Available records:
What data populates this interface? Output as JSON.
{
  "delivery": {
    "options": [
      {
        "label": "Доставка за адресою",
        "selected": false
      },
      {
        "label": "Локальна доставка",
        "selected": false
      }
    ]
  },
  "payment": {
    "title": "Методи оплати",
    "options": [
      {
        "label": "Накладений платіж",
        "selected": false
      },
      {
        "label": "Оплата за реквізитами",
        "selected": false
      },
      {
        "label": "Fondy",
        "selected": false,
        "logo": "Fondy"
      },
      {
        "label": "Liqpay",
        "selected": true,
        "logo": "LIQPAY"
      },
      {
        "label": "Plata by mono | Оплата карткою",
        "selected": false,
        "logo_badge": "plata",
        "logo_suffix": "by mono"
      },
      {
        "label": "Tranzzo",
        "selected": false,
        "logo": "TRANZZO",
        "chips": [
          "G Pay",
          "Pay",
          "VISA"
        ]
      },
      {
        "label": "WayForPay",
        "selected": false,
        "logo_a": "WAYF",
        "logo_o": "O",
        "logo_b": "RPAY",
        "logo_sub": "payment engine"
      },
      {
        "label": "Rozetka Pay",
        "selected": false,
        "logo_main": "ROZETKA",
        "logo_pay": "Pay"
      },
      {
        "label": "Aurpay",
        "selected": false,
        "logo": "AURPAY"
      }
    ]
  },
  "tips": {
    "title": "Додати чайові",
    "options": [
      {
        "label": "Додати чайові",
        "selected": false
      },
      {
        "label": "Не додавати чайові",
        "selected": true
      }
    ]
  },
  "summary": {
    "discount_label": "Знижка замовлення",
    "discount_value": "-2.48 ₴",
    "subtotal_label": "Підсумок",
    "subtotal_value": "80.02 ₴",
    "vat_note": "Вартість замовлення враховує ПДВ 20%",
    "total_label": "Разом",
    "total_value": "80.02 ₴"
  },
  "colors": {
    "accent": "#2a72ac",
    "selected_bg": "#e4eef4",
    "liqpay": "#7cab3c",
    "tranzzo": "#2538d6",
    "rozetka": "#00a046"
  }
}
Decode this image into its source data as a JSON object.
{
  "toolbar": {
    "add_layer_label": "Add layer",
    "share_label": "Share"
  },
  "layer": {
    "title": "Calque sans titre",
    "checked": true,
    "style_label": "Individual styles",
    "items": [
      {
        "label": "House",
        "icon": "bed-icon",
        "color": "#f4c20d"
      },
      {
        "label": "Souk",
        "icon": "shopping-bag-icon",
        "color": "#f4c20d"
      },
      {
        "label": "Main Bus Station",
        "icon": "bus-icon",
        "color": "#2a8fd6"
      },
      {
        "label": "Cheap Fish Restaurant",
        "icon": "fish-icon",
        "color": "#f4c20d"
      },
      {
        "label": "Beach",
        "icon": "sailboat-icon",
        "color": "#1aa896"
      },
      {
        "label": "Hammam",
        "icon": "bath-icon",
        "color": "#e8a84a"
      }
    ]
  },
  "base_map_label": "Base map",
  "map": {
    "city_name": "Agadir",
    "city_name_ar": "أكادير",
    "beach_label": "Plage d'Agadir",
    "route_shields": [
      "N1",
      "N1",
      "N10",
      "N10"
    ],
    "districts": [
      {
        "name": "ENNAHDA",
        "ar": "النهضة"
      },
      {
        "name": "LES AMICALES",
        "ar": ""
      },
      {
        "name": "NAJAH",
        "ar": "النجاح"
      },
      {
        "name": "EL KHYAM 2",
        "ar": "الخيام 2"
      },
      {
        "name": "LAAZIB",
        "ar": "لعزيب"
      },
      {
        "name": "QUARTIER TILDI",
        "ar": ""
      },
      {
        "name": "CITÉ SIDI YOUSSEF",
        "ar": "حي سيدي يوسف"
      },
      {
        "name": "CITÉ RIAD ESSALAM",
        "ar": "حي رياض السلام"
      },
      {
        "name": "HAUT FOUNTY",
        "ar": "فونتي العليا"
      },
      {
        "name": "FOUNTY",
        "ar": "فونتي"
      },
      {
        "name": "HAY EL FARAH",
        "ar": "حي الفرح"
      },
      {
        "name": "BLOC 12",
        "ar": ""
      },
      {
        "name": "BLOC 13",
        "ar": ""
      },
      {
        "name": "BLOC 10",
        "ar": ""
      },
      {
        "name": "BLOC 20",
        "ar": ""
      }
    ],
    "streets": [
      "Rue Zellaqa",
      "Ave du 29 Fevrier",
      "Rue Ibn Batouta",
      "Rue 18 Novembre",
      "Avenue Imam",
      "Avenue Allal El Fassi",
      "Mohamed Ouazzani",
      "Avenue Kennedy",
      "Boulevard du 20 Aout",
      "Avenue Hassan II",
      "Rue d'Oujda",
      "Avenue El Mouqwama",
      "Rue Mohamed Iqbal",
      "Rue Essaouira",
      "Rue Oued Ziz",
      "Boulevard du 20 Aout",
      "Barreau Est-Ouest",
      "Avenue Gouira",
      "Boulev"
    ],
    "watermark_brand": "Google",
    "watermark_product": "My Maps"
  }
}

Objective: Go through the data above and find the lines with the word "this". Copy each of those lines.

Answer below:
What data populates this interface? Output as JSON.
Decode this image into its source data as a JSON object.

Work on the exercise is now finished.